## CONSIGNE DONNÉE A
Répondez aux questions suivantes à partir du courrier ci-dessous.
(i) À quelle date la réponse à la Médiatrice européenne a-t-elle été adressée ?
(ii) Combien de signatures la pétition « Pas en notre nom » dépasse-t-elle à ce jour ?
(iii) Quel qualificatif le Président de la République française a-t-il appliqué à la conduite de M. Barroso ?

Bruxelles, le 14 septembre 2016

OBJET : Affaire Barroso, votre réponse du 9 septembre dernier à la Médiatrice européenne

Nous accueillons favorablement votre réponse du 9 septembre dernier à la Médiatrice européenne.

Par celle-ci, vous avez confirmé avoir demandé à M. Barroso de clarifier les termes de son contrat et de ses missions en vue de sou­mettre ce dossier à l’avis du Comité d’éthique ad hoc.

Cependant, nous déplorons que cette prise de position, plus que tardive, arrive plusieurs mois après la décision – plus que regrettable – de notre ancien Président d’offrir ses services à cette banque d’affaires.

A plusieurs reprises, par nos trois précédents courriers (12 juillet, 04 août) dont le dernier en date du 9 septembre dernier, nous nous sommes permis de vous demander de prendre position et d’agir.

Qui plus est, nous sommes au regret de constater que pour qu’une première démarche soit enfin mise en œuvre, outre nos démarches, il a fallu une pétition : « Pas en notre nom », initiée par un collectif de collègues dépassant à ce jour 140.000 signatures, ainsi que les réactions outrées de toute la presse européenne et les prises de position féroces des plus hautes autorités politiques au sein des Etats membres dont nous nous limitons à rappeler, ici, celle du Président de la République Française qualifiant la conduite de M. Barroso de « immorale »

## CONSIGNE DONNÉE B
Reproduisez à l'identique, dans les entrées, les lignes qui commencent par celle contenant « variables-title: Variables — » et se poursuivent jusqu'à celle contenant « search-input[interactable]: Try searching », ces deux lignes incluses.

## INFORMATIONS FOURNIES
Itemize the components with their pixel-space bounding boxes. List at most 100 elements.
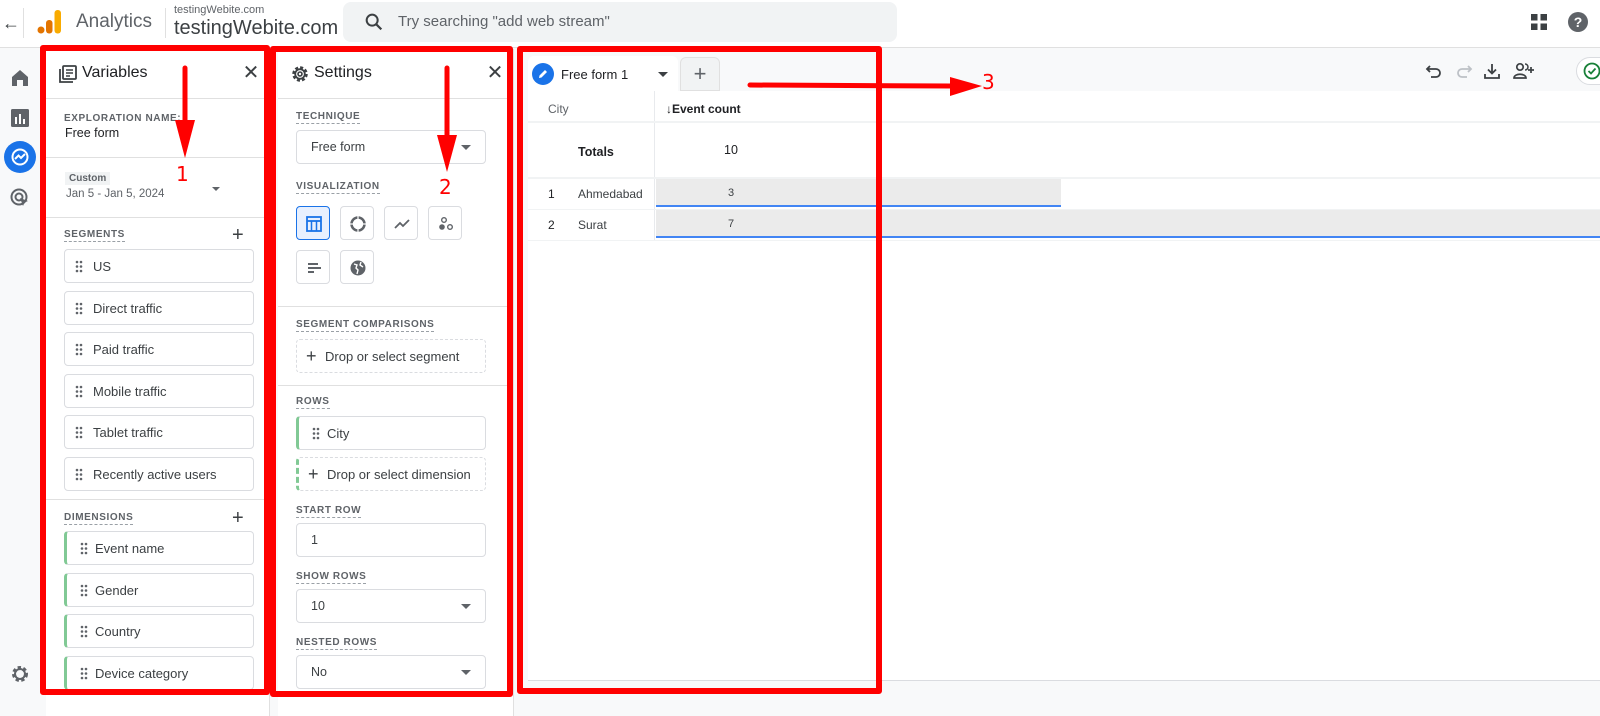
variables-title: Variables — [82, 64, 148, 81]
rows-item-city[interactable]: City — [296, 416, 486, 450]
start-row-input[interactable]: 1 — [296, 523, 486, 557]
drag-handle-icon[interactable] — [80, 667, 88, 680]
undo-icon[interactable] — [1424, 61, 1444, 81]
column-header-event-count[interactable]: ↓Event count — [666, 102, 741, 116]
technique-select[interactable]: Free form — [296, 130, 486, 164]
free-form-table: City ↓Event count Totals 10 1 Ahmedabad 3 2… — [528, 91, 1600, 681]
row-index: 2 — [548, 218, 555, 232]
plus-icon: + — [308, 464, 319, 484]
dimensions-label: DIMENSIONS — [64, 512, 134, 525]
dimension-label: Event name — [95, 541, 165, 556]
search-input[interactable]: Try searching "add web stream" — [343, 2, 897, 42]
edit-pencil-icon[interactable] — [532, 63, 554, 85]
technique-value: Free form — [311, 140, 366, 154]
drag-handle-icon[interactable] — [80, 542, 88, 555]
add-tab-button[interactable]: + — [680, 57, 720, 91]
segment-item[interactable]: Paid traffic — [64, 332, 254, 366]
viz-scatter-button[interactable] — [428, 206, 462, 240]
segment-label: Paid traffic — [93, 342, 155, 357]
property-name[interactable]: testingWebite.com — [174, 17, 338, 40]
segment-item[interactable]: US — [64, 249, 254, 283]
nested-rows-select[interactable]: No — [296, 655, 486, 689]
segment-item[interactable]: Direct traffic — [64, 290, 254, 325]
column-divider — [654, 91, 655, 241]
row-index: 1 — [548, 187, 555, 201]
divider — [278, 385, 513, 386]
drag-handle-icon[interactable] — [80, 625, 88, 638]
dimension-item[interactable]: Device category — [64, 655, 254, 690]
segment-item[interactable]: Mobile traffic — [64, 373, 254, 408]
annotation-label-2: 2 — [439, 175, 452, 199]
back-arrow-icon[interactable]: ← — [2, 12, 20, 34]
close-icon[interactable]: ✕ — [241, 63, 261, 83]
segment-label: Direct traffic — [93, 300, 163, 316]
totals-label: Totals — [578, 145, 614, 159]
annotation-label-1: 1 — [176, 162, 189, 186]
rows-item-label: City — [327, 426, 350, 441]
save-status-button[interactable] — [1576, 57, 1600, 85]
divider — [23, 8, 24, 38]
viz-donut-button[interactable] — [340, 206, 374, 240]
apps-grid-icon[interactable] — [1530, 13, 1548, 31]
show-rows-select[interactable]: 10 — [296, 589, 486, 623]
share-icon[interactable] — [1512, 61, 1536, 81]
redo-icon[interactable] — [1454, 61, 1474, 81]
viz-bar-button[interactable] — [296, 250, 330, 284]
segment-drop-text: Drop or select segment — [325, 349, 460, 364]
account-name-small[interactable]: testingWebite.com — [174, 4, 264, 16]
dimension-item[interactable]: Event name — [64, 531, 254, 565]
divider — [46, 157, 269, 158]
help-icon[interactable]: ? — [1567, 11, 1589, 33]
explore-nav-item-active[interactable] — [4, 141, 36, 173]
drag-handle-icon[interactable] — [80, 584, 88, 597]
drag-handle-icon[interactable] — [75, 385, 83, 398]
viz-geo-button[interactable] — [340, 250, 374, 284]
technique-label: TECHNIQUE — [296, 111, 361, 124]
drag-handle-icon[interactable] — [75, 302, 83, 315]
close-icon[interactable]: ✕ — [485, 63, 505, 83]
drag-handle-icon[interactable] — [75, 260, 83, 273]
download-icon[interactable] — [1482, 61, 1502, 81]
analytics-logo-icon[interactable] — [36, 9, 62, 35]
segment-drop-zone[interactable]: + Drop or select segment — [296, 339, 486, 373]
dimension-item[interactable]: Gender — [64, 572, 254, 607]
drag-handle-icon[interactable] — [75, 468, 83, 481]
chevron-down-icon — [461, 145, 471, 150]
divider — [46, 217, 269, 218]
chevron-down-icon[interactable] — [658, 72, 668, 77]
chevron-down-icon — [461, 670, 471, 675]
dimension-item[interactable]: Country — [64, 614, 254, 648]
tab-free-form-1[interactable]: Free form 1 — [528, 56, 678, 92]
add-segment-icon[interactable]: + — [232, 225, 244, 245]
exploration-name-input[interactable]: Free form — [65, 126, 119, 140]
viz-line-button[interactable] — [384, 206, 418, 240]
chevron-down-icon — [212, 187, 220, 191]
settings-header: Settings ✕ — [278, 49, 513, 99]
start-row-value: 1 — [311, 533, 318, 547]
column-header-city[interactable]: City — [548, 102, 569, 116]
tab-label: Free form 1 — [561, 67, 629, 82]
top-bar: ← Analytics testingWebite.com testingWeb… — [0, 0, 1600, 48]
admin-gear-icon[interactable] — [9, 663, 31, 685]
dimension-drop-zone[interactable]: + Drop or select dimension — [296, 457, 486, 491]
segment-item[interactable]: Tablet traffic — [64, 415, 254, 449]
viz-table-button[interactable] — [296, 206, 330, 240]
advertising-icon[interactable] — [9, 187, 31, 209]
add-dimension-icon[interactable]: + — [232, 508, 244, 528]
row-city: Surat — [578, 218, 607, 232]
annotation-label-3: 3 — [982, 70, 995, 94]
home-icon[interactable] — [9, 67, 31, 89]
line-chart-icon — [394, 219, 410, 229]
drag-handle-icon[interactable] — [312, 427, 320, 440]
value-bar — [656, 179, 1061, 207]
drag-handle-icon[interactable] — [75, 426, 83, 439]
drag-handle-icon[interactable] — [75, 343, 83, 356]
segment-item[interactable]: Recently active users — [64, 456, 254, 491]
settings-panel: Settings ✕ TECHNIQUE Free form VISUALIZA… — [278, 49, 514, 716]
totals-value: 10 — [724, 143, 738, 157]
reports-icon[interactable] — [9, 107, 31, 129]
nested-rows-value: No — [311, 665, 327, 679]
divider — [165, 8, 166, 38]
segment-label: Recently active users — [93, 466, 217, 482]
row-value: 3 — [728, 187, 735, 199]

## RÉPONSE ATTENDUE A
(i) Le 9 septembre.
(ii) 140.000 signatures.
(iii) « immorale ».

## RÉPONSE ATTENDUE B
variables-title: Variables — [82, 64, 148, 81]
rows-item-city[interactable]: City — [296, 416, 486, 450]
start-row-input[interactable]: 1 — [296, 523, 486, 557]
drag-handle-icon[interactable] — [80, 667, 88, 680]
undo-icon[interactable] — [1424, 61, 1444, 81]
column-header-event-count[interactable]: ↓Event count — [666, 102, 741, 116]
technique-select[interactable]: Free form — [296, 130, 486, 164]
free-form-table: City ↓Event count Totals 10 1 Ahmedabad 3 2… — [528, 91, 1600, 681]
row-index: 2 — [548, 218, 555, 232]
plus-icon: + — [308, 464, 319, 484]
dimensions-label: DIMENSIONS — [64, 512, 134, 525]
dimension-label: Event name — [95, 541, 165, 556]
search-input[interactable]: Try searching "add web stream" — [343, 2, 897, 42]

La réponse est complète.